— START —

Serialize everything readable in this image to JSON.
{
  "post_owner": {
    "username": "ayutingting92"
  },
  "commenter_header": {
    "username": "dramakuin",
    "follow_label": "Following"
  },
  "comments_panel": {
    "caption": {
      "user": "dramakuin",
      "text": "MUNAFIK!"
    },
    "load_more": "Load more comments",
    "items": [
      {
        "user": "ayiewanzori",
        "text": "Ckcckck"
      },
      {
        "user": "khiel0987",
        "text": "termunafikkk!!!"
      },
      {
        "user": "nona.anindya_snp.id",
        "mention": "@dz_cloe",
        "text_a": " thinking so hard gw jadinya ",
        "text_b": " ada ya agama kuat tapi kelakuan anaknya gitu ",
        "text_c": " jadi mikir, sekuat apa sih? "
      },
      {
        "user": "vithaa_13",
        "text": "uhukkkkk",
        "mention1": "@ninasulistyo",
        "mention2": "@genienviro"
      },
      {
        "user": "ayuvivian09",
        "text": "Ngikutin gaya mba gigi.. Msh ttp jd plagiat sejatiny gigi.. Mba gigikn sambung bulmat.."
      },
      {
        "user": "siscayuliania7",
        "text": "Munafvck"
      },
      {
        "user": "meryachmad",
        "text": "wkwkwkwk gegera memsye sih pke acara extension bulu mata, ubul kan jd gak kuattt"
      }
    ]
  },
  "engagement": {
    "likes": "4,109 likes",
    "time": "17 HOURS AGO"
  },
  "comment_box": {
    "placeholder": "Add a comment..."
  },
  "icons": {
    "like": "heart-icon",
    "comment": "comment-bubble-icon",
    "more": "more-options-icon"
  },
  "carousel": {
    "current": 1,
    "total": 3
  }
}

— END —

## Direction:
Pick out every line above that contains the word "dramakuin" and copy it.

## Result:
    "username": "dramakuin",
      "user": "dramakuin",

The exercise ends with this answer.